Set task: Can you restate the records below word for word?

(Collection entries)
--- start ---

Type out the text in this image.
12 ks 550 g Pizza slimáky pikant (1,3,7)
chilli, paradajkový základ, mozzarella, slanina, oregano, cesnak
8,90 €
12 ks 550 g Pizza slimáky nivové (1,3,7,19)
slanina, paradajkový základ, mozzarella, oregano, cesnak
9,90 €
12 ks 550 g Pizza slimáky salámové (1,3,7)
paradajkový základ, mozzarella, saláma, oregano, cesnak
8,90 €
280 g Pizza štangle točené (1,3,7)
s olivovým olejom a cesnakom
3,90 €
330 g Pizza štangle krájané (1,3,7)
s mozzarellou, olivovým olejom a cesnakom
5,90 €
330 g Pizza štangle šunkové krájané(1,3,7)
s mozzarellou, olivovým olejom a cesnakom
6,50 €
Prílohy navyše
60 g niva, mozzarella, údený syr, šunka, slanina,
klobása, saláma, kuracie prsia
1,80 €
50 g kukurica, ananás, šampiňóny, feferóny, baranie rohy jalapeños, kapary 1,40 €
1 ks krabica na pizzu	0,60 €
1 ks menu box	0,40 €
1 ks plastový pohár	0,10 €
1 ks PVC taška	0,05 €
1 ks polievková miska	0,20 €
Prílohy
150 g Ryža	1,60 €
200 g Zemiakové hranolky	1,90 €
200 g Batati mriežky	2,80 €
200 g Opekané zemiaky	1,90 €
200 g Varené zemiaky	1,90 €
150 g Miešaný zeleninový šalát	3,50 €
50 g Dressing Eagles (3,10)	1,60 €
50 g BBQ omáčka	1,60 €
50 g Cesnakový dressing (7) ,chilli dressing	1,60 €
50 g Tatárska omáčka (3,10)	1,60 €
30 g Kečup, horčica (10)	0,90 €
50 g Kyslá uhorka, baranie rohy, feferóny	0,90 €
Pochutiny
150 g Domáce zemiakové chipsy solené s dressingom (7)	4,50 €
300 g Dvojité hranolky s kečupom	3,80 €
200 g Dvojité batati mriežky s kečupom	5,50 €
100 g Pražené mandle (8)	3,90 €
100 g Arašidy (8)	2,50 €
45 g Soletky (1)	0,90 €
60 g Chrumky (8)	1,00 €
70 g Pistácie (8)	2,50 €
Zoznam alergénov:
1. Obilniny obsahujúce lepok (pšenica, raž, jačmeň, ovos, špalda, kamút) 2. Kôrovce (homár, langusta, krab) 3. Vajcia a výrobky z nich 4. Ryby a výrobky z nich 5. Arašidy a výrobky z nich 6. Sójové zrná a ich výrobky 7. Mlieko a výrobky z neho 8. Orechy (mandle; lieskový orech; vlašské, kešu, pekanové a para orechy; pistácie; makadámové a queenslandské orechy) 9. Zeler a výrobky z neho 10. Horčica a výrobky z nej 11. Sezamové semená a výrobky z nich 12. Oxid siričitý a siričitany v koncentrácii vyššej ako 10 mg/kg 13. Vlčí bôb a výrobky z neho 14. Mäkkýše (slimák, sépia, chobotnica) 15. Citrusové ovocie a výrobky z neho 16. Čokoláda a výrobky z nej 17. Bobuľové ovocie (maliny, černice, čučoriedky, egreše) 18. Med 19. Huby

--- end ---

Task output:
Type out the text in this image.
12 ks 550 g Pizza slimáky pikant (1,3,7)
chilli, paradajkový základ, mozzarella, slanina, oregano, cesnak
8,90 €
12 ks 550 g Pizza slimáky nivové (1,3,7,19)
slanina, paradajkový základ, mozzarella, oregano, cesnak
9,90 €
12 ks 550 g Pizza slimáky salámové (1,3,7)
paradajkový základ, mozzarella, saláma, oregano, cesnak
8,90 €
280 g Pizza štangle točené (1,3,7)
s olivovým olejom a cesnakom
3,90 €
330 g Pizza štangle krájané (1,3,7)
s mozzarellou, olivovým olejom a cesnakom
5,90 €
330 g Pizza štangle šunkové krájané(1,3,7)
s mozzarellou, olivovým olejom a cesnakom
6,50 €
Prílohy navyše
60 g niva, mozzarella, údený syr, šunka, slanina,
klobása, saláma, kuracie prsia
1,80 €
50 g kukurica, ananás, šampiňóny, feferóny, baranie rohy jalapeños, kapary 1,40 €
1 ks krabica na pizzu	0,60 €
1 ks menu box	0,40 €
1 ks plastový pohár	0,10 €
1 ks PVC taška	0,05 €
1 ks polievková miska	0,20 €
Prílohy
150 g Ryža	1,60 €
200 g Zemiakové hranolky	1,90 €
200 g Batati mriežky	2,80 €
200 g Opekané zemiaky	1,90 €
200 g Varené zemiaky	1,90 €
150 g Miešaný zeleninový šalát	3,50 €
50 g Dressing Eagles (3,10)	1,60 €
50 g BBQ omáčka	1,60 €
50 g Cesnakový dressing (7) ,chilli dressing	1,60 €
50 g Tatárska omáčka (3,10)	1,60 €
30 g Kečup, horčica (10)	0,90 €
50 g Kyslá uhorka, baranie rohy, feferóny	0,90 €
Pochutiny
150 g Domáce zemiakové chipsy solené s dressingom (7)	4,50 €
300 g Dvojité hranolky s kečupom	3,80 €
200 g Dvojité batati mriežky s kečupom	5,50 €
100 g Pražené mandle (8)	3,90 €
100 g Arašidy (8)	2,50 €
45 g Soletky (1)	0,90 €
60 g Chrumky (8)	1,00 €
70 g Pistácie (8)	2,50 €
Zoznam alergénov:
1. Obilniny obsahujúce lepok (pšenica, raž, jačmeň, ovos, špalda, kamút) 2. Kôrovce (homár, langusta, krab) 3. Vajcia a výrobky z nich 4. Ryby a výrobky z nich 5. Arašidy a výrobky z nich 6. Sójové zrná a ich výrobky 7. Mlieko a výrobky z neho 8. Orechy (mandle; lieskový orech; vlašské, kešu, pekanové a para orechy; pistácie; makadámové a queenslandské orechy) 9. Zeler a výrobky z neho 10. Horčica a výrobky z nej 11. Sezamové semená a výrobky z nich 12. Oxid siričitý a siričitany v koncentrácii vyššej ako 10 mg/kg 13. Vlčí bôb a výrobky z neho 14. Mäkkýše (slimák, sépia, chobotnica) 15. Citrusové ovocie a výrobky z neho 16. Čokoláda a výrobky z nej 17. Bobuľové ovocie (maliny, černice, čučoriedky, egreše) 18. Med 19. Huby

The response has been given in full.